▸ **CHALLENGE**
Extract the text of each entry below exactly, leaving every image behind.
- - - -
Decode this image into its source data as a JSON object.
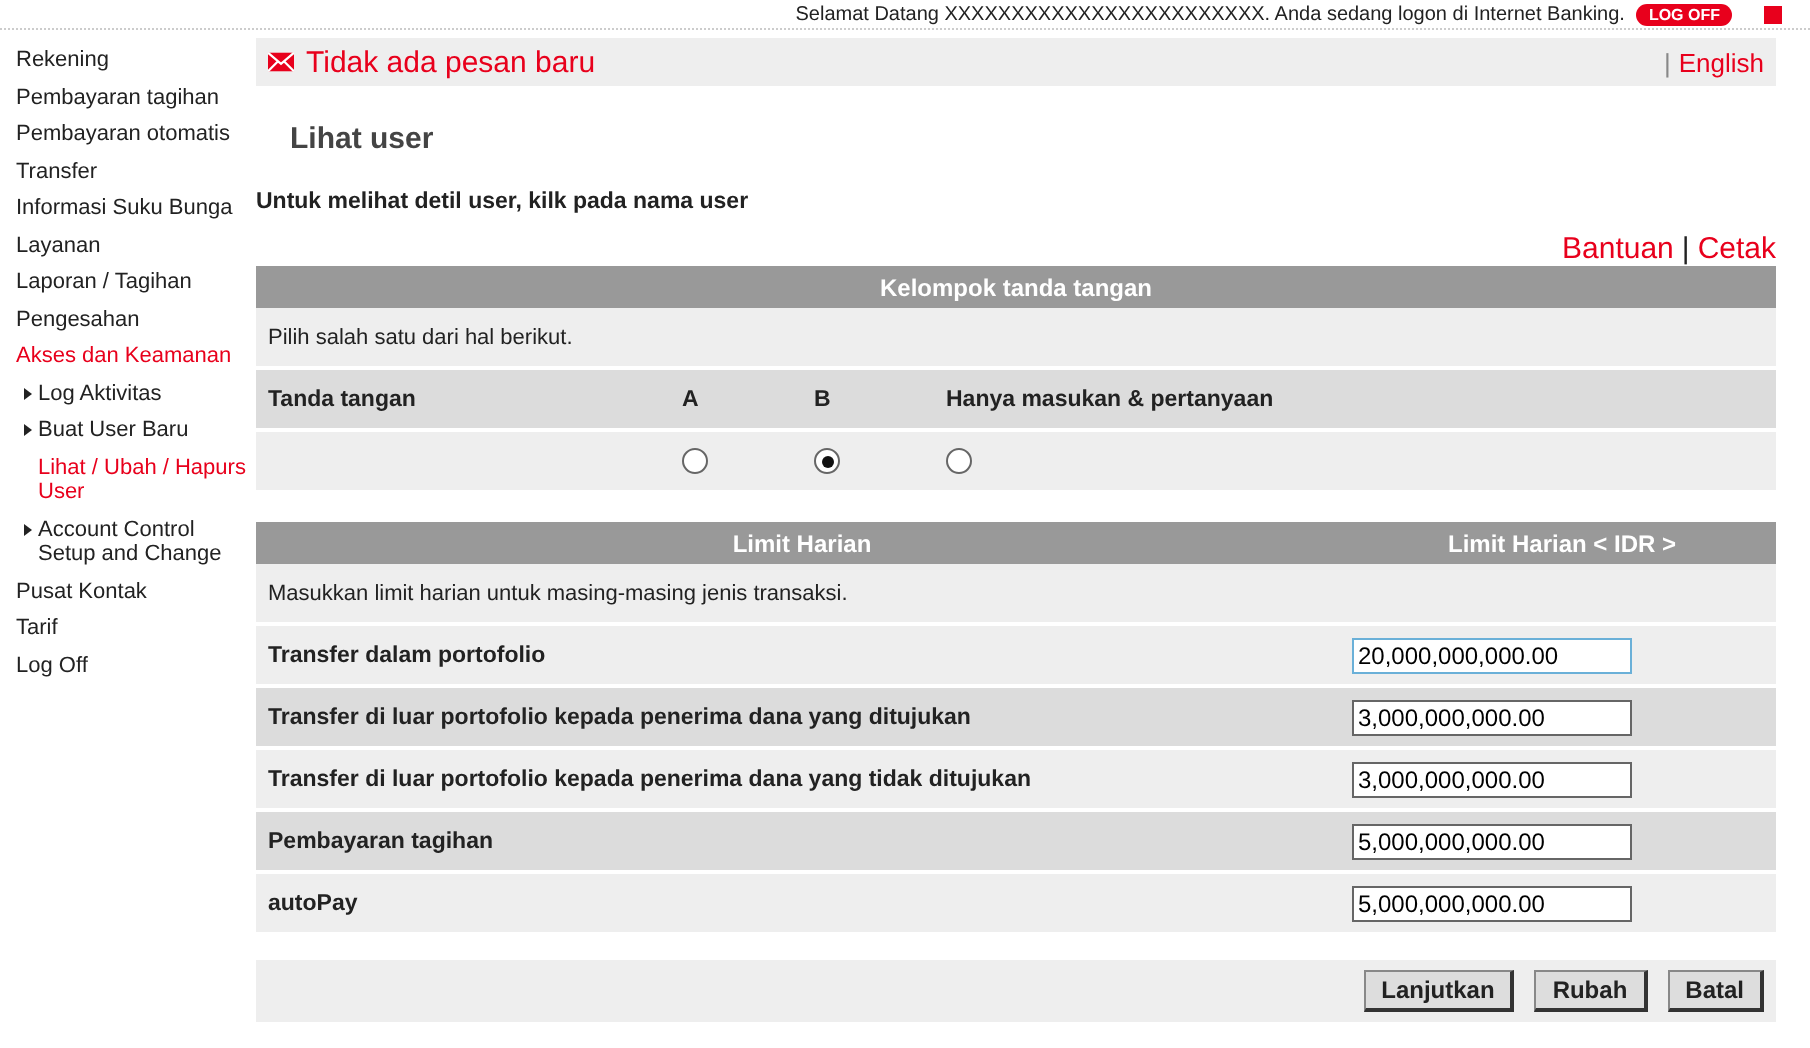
{
  "header": {
    "welcome": "Selamat Datang XXXXXXXXXXXXXXXXXXXXXXXX. Anda sedang logon di Internet Banking.",
    "logoff_button": "LOG OFF"
  },
  "sidebar": {
    "items": [
      {
        "label": "Rekening",
        "selected": false
      },
      {
        "label": "Pembayaran tagihan",
        "selected": false
      },
      {
        "label": "Pembayaran otomatis",
        "selected": false
      },
      {
        "label": "Transfer",
        "selected": false
      },
      {
        "label": "Informasi Suku Bunga",
        "selected": false
      },
      {
        "label": "Layanan",
        "selected": false
      },
      {
        "label": "Laporan / Tagihan",
        "selected": false
      },
      {
        "label": "Pengesahan",
        "selected": false
      },
      {
        "label": "Akses dan Keamanan",
        "selected": true,
        "children": [
          {
            "label": "Log Aktivitas",
            "selected": false
          },
          {
            "label": "Buat User Baru",
            "selected": false
          },
          {
            "label": "Lihat / Ubah / Hapurs User",
            "selected": true
          },
          {
            "label": "Account Control Setup and Change",
            "selected": false
          }
        ]
      },
      {
        "label": "Pusat Kontak",
        "selected": false
      },
      {
        "label": "Tarif",
        "selected": false
      },
      {
        "label": "Log Off",
        "selected": false
      }
    ]
  },
  "message_bar": {
    "message": "Tidak ada pesan baru",
    "separator": "|",
    "language_link": "English"
  },
  "page_title": "Lihat user",
  "instruction": "Untuk melihat detil user, kilk pada nama user",
  "links": {
    "help": "Bantuan",
    "separator": "|",
    "print": "Cetak"
  },
  "signature_group": {
    "title": "Kelompok tanda tangan",
    "hint": "Pilih salah satu dari hal berikut.",
    "row_label": "Tanda tangan",
    "options": [
      {
        "label": "A",
        "selected": false
      },
      {
        "label": "B",
        "selected": true
      },
      {
        "label": "Hanya masukan & pertanyaan",
        "selected": false
      }
    ]
  },
  "daily_limit": {
    "title": "Limit Harian",
    "amount_heading": "Limit Harian < IDR >",
    "hint": "Masukkan limit harian untuk masing-masing jenis transaksi.",
    "rows": [
      {
        "label": "Transfer dalam portofolio",
        "value": "20,000,000,000.00",
        "focused": true
      },
      {
        "label": "Transfer di luar portofolio kepada penerima dana yang ditujukan",
        "value": "3,000,000,000.00",
        "focused": false
      },
      {
        "label": "Transfer di luar portofolio kepada penerima dana yang tidak ditujukan",
        "value": "3,000,000,000.00",
        "focused": false
      },
      {
        "label": "Pembayaran tagihan",
        "value": "5,000,000,000.00",
        "focused": false
      },
      {
        "label": "autoPay",
        "value": "5,000,000,000.00",
        "focused": false
      }
    ]
  },
  "buttons": [
    "Lanjutkan",
    "Rubah",
    "Batal"
  ]
}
- - - -
▸ **COMPLETED TASK**
Decode this image into its source data as a JSON object.
{
  "header": {
    "welcome": "Selamat Datang XXXXXXXXXXXXXXXXXXXXXXXX. Anda sedang logon di Internet Banking.",
    "logoff_button": "LOG OFF"
  },
  "sidebar": {
    "items": [
      {
        "label": "Rekening",
        "selected": false
      },
      {
        "label": "Pembayaran tagihan",
        "selected": false
      },
      {
        "label": "Pembayaran otomatis",
        "selected": false
      },
      {
        "label": "Transfer",
        "selected": false
      },
      {
        "label": "Informasi Suku Bunga",
        "selected": false
      },
      {
        "label": "Layanan",
        "selected": false
      },
      {
        "label": "Laporan / Tagihan",
        "selected": false
      },
      {
        "label": "Pengesahan",
        "selected": false
      },
      {
        "label": "Akses dan Keamanan",
        "selected": true,
        "children": [
          {
            "label": "Log Aktivitas",
            "selected": false
          },
          {
            "label": "Buat User Baru",
            "selected": false
          },
          {
            "label": "Lihat / Ubah / Hapurs User",
            "selected": true
          },
          {
            "label": "Account Control Setup and Change",
            "selected": false
          }
        ]
      },
      {
        "label": "Pusat Kontak",
        "selected": false
      },
      {
        "label": "Tarif",
        "selected": false
      },
      {
        "label": "Log Off",
        "selected": false
      }
    ]
  },
  "message_bar": {
    "message": "Tidak ada pesan baru",
    "separator": "|",
    "language_link": "English"
  },
  "page_title": "Lihat user",
  "instruction": "Untuk melihat detil user, kilk pada nama user",
  "links": {
    "help": "Bantuan",
    "separator": "|",
    "print": "Cetak"
  },
  "signature_group": {
    "title": "Kelompok tanda tangan",
    "hint": "Pilih salah satu dari hal berikut.",
    "row_label": "Tanda tangan",
    "options": [
      {
        "label": "A",
        "selected": false
      },
      {
        "label": "B",
        "selected": true
      },
      {
        "label": "Hanya masukan & pertanyaan",
        "selected": false
      }
    ]
  },
  "daily_limit": {
    "title": "Limit Harian",
    "amount_heading": "Limit Harian < IDR >",
    "hint": "Masukkan limit harian untuk masing-masing jenis transaksi.",
    "rows": [
      {
        "label": "Transfer dalam portofolio",
        "value": "20,000,000,000.00",
        "focused": true
      },
      {
        "label": "Transfer di luar portofolio kepada penerima dana yang ditujukan",
        "value": "3,000,000,000.00",
        "focused": false
      },
      {
        "label": "Transfer di luar portofolio kepada penerima dana yang tidak ditujukan",
        "value": "3,000,000,000.00",
        "focused": false
      },
      {
        "label": "Pembayaran tagihan",
        "value": "5,000,000,000.00",
        "focused": false
      },
      {
        "label": "autoPay",
        "value": "5,000,000,000.00",
        "focused": false
      }
    ]
  },
  "buttons": [
    "Lanjutkan",
    "Rubah",
    "Batal"
  ]
}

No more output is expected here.